*Text to read*.
start
Mostly, though, people who aren’t on expense accounts clean up in pricey destinations like Europe by doing their laundry in hotel room sinks. Wise travelers anticipate the need by packing sink stoppers, laundry detergent and portable clotheslines. Some find that bidets make perfect washing tanks, and, like Gustafson, they carry inflatable plastic hangers so their clothes dry with few wrinkles. Gustafson also goes abroad equipped with a brush for scouring road grunge off her clothes and rubber gloves so she can use really hot water to get the grime out as she does laundry in hotel room sinks.

In-room laundering requires you to pack clothes made of nylon, rayon and silk, which dry fast, says Evelyn Hannon, editor of the on-line women’s travel newsletter Journeywomen.com. Anyone who has tried to wash bluejeans in a sink learns this quickly, she says. And according to Hannon, there’s no excuse for wearing wrinkled clothes because most hotels provide ironing boards on request.
end
*Data excerpts*.
start
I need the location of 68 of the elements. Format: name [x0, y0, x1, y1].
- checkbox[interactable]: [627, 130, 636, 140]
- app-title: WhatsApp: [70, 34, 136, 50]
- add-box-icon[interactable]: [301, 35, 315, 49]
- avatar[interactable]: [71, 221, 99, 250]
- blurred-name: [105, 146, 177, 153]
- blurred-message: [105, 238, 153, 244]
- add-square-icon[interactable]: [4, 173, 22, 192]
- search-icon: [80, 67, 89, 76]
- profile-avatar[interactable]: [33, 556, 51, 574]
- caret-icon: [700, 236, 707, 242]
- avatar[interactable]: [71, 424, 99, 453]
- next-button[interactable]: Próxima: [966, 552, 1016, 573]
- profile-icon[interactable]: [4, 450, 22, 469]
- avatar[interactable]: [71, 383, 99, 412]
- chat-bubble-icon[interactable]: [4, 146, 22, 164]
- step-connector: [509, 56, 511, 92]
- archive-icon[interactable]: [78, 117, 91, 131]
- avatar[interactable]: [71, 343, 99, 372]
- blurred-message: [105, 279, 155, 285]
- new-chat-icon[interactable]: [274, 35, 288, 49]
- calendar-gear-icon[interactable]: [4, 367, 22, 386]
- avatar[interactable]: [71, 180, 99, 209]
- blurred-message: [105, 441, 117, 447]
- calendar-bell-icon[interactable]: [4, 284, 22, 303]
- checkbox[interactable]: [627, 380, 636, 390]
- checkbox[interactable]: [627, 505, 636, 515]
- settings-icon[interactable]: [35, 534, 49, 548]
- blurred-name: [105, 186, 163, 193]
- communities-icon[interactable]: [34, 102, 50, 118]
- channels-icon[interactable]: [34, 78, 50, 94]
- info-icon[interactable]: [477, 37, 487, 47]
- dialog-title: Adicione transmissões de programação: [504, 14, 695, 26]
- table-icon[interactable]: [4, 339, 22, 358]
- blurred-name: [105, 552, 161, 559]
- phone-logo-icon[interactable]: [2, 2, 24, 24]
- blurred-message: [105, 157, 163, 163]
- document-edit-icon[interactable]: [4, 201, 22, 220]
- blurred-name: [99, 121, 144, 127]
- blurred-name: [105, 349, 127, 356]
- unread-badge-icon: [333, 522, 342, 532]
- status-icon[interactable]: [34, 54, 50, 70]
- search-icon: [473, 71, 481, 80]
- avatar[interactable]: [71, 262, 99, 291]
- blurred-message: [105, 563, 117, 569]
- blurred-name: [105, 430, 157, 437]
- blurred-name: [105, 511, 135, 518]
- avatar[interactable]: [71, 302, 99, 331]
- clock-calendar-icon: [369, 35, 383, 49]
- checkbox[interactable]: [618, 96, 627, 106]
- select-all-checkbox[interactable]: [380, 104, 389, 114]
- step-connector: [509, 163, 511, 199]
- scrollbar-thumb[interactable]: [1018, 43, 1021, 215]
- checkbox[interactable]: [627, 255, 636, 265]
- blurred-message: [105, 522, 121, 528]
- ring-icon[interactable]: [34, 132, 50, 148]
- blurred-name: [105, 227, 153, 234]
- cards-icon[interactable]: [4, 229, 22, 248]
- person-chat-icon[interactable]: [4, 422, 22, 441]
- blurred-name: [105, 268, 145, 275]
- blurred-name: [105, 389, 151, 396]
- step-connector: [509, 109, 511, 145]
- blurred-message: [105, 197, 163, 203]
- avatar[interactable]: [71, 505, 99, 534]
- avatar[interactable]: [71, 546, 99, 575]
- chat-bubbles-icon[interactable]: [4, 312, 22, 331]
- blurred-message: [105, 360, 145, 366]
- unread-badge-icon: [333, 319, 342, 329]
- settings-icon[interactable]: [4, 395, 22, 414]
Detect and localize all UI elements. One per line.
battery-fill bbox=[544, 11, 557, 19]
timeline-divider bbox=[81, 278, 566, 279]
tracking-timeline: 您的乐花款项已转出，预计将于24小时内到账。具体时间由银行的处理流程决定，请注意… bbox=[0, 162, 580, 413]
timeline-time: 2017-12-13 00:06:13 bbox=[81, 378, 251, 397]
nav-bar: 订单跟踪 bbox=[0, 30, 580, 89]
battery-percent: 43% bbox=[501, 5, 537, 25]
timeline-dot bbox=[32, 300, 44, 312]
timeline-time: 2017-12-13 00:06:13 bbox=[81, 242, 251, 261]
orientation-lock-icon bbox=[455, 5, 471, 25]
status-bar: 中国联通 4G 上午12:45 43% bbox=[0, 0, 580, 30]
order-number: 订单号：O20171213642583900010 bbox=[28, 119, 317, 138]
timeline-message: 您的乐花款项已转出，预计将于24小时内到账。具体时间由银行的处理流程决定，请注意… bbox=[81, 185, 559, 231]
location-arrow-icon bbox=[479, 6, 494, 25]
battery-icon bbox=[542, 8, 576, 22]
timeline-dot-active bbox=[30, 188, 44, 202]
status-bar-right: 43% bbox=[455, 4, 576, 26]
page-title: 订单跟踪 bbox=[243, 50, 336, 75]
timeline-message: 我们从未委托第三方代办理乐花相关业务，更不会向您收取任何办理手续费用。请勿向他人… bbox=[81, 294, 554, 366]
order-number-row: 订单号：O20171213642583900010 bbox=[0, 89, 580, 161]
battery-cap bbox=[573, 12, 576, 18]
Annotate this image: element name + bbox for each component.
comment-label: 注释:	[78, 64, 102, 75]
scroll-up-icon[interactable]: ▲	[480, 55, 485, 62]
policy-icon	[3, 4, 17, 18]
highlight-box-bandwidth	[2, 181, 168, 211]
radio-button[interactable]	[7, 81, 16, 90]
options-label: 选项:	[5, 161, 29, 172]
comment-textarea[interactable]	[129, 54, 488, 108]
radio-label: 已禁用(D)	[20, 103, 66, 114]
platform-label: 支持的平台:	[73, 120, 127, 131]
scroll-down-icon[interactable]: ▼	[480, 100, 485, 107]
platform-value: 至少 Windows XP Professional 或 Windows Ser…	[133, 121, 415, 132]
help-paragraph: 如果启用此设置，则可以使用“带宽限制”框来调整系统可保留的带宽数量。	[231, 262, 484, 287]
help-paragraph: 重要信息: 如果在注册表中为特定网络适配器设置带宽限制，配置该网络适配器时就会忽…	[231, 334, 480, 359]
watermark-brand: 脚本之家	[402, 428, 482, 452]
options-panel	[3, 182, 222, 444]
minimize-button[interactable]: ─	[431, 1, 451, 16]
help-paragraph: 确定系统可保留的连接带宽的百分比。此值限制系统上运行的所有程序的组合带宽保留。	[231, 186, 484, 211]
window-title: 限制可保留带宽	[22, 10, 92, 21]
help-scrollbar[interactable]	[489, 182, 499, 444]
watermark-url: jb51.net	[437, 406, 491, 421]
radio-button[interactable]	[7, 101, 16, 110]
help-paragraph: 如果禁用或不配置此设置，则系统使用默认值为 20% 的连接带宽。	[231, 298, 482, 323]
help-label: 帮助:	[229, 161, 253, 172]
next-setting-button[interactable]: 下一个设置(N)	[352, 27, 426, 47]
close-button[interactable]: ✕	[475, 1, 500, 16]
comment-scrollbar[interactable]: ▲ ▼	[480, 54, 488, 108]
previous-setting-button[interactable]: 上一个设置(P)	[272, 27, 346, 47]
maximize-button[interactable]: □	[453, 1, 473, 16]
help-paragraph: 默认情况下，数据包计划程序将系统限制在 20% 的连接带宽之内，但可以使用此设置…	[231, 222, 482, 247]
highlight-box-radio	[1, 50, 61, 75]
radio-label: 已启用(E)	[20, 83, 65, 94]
end
*Challenge*.
Using the text above on doing laundry while traveling, answer these:
(a) What does Gustafson carry so her clothes dry with few wrinkles?
(b) Which fabrics does Evelyn Hannon say to pack for in-room laundering?
(c) According to Hannon, what do most hotels provide on request?

*Result of this exercise*.
(a) Inflatable plastic hangers.
(b) Nylon, rayon and silk.
(c) Ironing boards.